Stored entries
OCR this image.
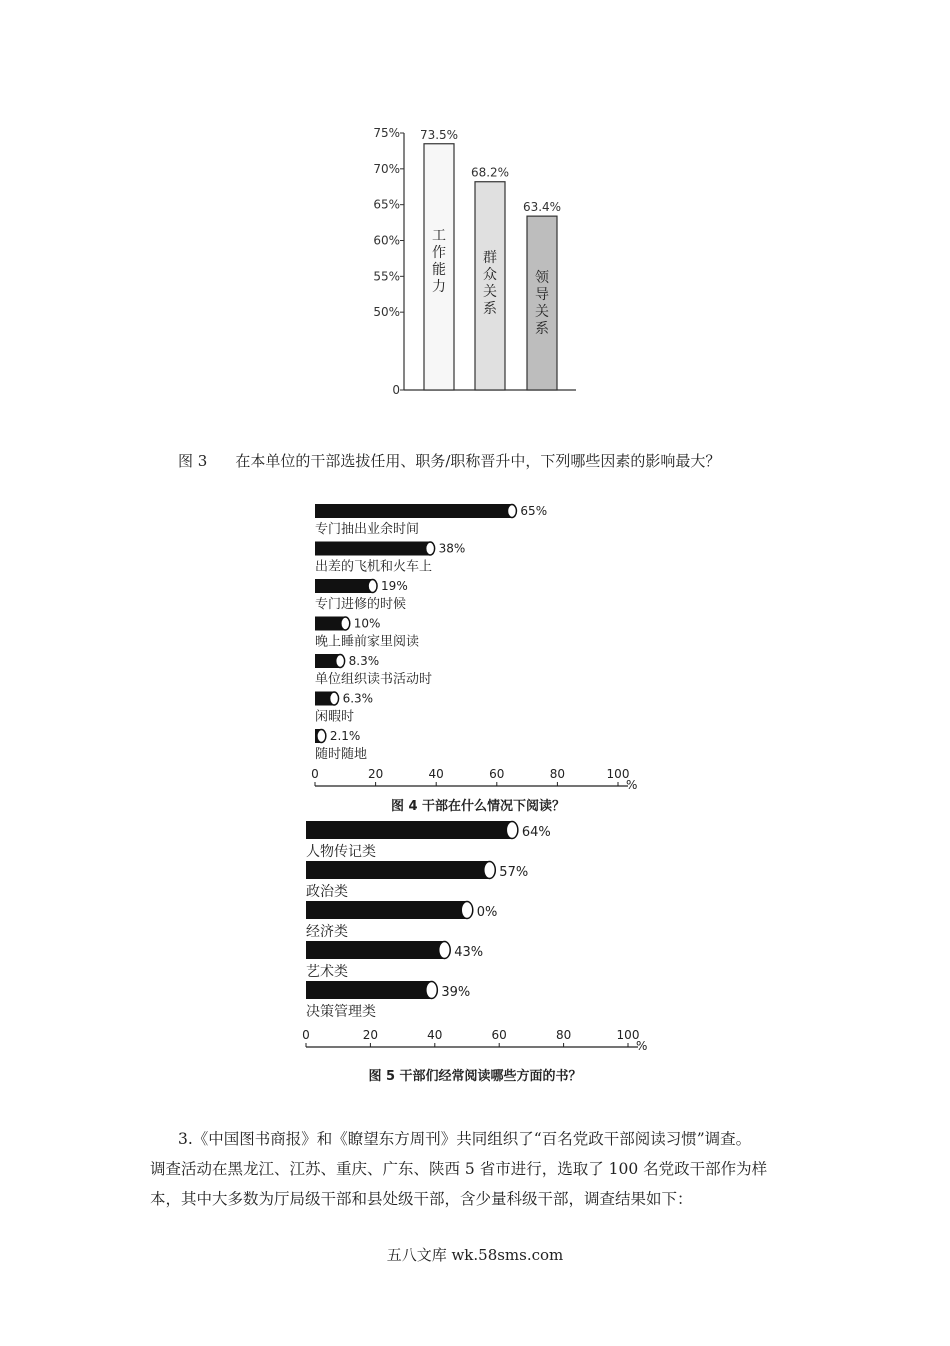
75%
70%
65%
60%
55%
50%
0
73.5%
工作能力
68.2%
群众关系
63.4%
领导关系
图 3 在本单位的干部选拔任用、职务/职称晋升中，下列哪些因素的影响最大？
65%
专门抽出业余时间
38%
出差的飞机和火车上
19%
专门进修的时候
10%
晚上睡前家里阅读
8.3%
单位组织读书活动时
6.3%
闲暇时
2.1%
随时随地
0	20	40	60	80	100
%
图 4 干部在什么情况下阅读？
64%
人物传记类
57%
政治类
0%
经济类
43%
艺术类
39%
决策管理类
0	20	40	60	80	100
%
图 5 干部们经常阅读哪些方面的书？

3.《中国图书商报》和《瞭望东方周刊》共同组织了“百名党政干部阅读习惯”调查。

调查活动在黑龙江、江苏、重庆、广东、陕西 5 省市进行，选取了 100 名党政干部作为样

本，其中大多数为厅局级干部和县处级干部，含少量科级干部，调查结果如下：

五八文库 wk.58sms.com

WHAT IS NEEDED: Set each line of the records down exactly, leaving every picture out.

RIGHT ANSWER:
OCR this image.
75%
70%
65%
60%
55%
50%
0
73.5%
工作能力
68.2%
群众关系
63.4%
领导关系
图 3 在本单位的干部选拔任用、职务/职称晋升中，下列哪些因素的影响最大？
65%
专门抽出业余时间
38%
出差的飞机和火车上
19%
专门进修的时候
10%
晚上睡前家里阅读
8.3%
单位组织读书活动时
6.3%
闲暇时
2.1%
随时随地
0	20	40	60	80	100
%
图 4 干部在什么情况下阅读？
64%
人物传记类
57%
政治类
0%
经济类
43%
艺术类
39%
决策管理类
0	20	40	60	80	100
%
图 5 干部们经常阅读哪些方面的书？

3.《中国图书商报》和《瞭望东方周刊》共同组织了“百名党政干部阅读习惯”调查。

调查活动在黑龙江、江苏、重庆、广东、陕西 5 省市进行，选取了 100 名党政干部作为样

本，其中大多数为厅局级干部和县处级干部，含少量科级干部，调查结果如下：

五八文库 wk.58sms.com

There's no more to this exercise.